**EXERCISE OBJECTIVE**
Give, as a bare number, the count of lines that contain the word "JUEVES".

---------- RECORDS SHOWN ----------

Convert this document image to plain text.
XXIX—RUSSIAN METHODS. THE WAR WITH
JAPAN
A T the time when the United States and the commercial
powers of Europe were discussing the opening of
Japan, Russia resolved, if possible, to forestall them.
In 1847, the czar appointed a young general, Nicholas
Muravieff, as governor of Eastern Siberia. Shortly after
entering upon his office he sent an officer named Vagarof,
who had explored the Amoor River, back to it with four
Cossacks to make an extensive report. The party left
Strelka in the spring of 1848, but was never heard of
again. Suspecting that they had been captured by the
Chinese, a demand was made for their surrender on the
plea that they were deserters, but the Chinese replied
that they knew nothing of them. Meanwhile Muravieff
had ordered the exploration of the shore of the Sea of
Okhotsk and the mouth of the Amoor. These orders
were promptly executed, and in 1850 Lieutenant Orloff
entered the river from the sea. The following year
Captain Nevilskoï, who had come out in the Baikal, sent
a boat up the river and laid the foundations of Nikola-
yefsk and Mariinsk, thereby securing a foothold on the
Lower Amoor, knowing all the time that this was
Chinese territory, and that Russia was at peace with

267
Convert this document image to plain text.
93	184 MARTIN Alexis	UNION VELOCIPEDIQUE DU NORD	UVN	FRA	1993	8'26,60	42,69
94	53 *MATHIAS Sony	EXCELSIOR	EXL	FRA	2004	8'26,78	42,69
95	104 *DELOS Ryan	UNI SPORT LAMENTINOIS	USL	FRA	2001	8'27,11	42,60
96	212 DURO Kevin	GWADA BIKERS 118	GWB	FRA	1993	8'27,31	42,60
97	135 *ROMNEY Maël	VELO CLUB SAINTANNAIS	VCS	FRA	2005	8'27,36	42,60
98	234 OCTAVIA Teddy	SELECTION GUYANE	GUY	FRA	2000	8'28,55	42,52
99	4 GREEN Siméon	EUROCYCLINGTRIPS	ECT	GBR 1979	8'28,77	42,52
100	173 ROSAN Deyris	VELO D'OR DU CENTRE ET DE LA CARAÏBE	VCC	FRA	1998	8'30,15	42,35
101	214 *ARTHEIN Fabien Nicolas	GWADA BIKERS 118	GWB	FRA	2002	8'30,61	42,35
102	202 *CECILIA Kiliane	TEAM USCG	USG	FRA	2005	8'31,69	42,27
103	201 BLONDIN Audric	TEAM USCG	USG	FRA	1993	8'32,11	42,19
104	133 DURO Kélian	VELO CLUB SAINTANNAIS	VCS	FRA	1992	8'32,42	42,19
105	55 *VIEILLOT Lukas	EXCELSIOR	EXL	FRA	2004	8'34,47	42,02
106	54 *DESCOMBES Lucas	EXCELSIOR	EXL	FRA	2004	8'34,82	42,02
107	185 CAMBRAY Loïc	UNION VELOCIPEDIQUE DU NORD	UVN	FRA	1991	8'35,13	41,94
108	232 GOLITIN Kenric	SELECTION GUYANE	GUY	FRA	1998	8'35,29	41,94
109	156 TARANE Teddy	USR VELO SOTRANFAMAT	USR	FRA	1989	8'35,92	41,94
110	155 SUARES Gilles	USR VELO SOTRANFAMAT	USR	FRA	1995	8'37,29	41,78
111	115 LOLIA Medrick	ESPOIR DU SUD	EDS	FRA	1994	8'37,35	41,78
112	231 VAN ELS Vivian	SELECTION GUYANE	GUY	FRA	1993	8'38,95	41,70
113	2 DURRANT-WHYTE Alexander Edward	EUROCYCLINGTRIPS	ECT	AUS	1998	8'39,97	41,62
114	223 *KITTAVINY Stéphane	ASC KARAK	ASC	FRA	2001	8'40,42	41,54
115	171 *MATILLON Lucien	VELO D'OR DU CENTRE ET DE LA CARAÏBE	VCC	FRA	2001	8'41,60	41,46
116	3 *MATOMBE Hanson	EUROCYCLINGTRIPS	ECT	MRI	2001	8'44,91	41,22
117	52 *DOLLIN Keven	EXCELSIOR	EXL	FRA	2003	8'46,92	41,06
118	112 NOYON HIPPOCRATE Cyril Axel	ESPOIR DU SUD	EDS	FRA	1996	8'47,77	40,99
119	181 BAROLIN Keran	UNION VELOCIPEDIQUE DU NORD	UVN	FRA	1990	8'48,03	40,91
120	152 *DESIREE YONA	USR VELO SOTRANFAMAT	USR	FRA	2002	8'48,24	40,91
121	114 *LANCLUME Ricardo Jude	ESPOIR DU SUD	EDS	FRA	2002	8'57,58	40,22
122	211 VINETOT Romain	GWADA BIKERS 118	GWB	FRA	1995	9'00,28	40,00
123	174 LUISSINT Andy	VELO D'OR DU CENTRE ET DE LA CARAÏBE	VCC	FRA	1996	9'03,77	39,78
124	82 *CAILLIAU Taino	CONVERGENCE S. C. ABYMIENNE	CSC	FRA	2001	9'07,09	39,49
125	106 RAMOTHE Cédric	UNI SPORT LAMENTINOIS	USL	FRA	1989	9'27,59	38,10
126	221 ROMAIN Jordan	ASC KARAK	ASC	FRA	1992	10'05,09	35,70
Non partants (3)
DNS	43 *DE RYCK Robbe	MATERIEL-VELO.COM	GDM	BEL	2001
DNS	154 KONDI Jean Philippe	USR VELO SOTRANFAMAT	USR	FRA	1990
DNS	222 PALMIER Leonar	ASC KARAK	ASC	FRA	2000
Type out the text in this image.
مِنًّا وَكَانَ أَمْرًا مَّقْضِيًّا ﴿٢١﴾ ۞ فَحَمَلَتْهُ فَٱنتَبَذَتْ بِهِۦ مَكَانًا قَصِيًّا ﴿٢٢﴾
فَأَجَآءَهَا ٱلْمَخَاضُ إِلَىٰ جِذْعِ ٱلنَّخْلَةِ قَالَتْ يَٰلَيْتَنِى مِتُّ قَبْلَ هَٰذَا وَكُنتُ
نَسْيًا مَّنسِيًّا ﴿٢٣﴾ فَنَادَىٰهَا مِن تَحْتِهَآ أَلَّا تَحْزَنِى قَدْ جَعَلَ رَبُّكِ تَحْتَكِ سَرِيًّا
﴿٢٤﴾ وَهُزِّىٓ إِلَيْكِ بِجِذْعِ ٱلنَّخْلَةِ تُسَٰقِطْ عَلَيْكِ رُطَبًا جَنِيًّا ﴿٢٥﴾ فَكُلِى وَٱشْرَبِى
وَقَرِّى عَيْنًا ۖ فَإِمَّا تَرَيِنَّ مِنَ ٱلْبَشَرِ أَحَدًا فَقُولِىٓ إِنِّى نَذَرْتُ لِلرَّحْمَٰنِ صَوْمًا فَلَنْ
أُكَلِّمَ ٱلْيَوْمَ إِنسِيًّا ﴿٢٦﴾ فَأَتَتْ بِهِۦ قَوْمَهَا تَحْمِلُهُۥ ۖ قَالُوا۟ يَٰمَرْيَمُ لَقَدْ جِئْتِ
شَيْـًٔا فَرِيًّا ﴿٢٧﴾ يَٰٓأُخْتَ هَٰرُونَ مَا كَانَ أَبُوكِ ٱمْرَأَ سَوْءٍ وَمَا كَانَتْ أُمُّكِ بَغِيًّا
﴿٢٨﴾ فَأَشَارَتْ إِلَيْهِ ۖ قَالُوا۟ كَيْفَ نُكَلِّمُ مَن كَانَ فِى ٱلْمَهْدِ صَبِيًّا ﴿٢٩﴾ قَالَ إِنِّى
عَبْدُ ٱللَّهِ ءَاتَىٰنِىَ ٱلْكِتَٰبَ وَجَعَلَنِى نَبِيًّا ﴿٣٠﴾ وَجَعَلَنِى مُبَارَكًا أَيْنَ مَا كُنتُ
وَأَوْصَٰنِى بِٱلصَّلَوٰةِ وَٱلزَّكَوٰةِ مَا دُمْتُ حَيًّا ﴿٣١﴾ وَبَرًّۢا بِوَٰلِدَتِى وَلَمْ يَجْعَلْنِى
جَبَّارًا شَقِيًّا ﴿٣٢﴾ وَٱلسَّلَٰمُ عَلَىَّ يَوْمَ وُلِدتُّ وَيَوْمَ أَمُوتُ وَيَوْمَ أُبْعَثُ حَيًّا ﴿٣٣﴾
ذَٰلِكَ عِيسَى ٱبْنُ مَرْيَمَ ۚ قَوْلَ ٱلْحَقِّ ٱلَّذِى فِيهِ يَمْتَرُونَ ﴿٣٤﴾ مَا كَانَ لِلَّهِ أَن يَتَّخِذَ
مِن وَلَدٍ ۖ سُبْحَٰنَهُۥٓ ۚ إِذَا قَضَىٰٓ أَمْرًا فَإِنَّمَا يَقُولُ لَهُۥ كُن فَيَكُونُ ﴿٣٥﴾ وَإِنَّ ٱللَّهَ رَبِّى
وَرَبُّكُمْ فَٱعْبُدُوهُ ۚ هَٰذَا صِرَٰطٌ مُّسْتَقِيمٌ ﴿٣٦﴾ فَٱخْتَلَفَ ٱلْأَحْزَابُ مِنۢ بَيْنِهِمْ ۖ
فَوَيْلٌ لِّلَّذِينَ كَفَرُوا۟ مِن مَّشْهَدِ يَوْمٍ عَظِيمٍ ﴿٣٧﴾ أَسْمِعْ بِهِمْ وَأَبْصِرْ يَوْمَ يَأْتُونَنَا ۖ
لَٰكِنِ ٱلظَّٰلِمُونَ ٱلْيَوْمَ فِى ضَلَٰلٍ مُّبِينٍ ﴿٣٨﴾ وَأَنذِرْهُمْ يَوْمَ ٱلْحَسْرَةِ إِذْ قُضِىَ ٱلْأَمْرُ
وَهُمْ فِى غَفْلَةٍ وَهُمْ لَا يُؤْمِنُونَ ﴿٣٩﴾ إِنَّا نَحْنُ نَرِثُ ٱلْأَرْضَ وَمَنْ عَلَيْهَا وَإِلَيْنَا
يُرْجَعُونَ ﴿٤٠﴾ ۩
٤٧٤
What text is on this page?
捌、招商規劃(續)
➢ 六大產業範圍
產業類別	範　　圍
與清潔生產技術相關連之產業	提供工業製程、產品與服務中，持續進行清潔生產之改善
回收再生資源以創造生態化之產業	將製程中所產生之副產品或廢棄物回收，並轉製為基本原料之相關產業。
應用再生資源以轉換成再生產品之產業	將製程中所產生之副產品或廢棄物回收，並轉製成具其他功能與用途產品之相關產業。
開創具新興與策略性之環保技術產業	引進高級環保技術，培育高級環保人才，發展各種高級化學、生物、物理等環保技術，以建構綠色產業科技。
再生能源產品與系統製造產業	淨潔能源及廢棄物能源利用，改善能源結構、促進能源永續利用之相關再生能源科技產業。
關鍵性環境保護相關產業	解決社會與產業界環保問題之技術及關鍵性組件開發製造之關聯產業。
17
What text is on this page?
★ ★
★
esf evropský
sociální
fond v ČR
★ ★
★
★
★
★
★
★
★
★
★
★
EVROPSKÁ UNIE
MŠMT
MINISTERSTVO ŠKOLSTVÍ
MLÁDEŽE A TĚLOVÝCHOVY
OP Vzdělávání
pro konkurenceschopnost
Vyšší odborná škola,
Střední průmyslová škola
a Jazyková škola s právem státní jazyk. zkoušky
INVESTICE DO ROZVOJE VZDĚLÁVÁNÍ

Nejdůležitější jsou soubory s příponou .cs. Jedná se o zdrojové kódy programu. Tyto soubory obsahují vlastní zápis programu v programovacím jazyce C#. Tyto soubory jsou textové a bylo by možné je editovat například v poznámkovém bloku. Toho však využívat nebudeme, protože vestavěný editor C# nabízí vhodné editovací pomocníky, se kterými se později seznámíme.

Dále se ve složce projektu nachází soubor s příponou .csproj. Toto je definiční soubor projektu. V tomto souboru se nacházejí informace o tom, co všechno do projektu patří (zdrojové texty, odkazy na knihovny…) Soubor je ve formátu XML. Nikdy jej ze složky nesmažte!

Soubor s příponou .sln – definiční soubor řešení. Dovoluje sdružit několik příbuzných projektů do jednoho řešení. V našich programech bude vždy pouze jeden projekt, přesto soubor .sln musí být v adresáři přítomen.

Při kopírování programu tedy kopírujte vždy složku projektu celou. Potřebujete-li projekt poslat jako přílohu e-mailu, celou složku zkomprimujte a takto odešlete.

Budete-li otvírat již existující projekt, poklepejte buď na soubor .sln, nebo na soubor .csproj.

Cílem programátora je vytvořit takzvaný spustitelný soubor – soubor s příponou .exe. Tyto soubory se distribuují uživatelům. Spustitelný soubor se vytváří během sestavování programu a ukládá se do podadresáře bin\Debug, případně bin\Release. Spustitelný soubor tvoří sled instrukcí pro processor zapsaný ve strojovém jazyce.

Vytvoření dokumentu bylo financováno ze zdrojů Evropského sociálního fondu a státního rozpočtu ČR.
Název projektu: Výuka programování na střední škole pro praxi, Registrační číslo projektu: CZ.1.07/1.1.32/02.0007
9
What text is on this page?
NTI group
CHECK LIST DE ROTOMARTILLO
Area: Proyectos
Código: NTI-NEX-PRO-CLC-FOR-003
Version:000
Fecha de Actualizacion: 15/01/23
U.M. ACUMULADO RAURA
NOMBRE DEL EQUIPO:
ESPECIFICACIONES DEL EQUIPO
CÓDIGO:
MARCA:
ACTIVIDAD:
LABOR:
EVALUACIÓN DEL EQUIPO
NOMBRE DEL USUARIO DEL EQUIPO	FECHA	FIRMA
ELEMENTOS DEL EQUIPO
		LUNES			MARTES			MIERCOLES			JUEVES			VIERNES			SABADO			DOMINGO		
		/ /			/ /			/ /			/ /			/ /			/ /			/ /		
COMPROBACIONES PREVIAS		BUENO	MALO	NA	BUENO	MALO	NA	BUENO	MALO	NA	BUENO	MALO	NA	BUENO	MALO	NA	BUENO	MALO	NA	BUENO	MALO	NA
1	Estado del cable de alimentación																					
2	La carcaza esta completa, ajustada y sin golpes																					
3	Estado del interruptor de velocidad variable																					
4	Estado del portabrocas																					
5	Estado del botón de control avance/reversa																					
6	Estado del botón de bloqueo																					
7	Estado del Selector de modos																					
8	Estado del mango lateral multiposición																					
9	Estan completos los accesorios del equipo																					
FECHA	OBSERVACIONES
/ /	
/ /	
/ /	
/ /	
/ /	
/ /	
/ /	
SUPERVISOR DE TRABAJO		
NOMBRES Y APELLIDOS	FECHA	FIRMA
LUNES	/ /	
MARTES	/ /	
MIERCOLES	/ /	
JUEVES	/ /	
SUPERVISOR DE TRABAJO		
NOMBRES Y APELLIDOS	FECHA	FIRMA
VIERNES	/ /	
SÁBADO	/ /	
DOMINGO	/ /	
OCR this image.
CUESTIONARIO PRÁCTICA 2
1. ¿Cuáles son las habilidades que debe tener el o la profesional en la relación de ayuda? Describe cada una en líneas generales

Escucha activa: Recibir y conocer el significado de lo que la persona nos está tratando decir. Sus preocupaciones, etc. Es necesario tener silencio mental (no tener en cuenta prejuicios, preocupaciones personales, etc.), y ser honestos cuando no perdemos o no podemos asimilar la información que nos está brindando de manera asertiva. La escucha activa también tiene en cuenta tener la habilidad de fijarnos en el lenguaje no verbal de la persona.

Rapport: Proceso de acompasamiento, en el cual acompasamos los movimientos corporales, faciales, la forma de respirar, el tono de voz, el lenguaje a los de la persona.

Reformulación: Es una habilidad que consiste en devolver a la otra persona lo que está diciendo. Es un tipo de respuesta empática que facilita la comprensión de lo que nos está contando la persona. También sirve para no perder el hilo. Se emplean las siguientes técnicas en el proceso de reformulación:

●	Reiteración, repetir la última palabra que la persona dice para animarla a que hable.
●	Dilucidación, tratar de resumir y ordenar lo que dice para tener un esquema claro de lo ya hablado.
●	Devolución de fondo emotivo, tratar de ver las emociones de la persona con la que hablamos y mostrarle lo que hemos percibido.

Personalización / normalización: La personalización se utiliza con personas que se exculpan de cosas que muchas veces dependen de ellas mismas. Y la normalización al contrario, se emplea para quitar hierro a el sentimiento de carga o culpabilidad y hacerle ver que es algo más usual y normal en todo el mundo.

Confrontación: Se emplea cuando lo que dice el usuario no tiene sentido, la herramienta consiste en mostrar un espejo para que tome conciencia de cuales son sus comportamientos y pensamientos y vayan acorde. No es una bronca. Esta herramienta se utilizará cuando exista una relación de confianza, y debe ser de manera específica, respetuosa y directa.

----------

**THE REPLY**
2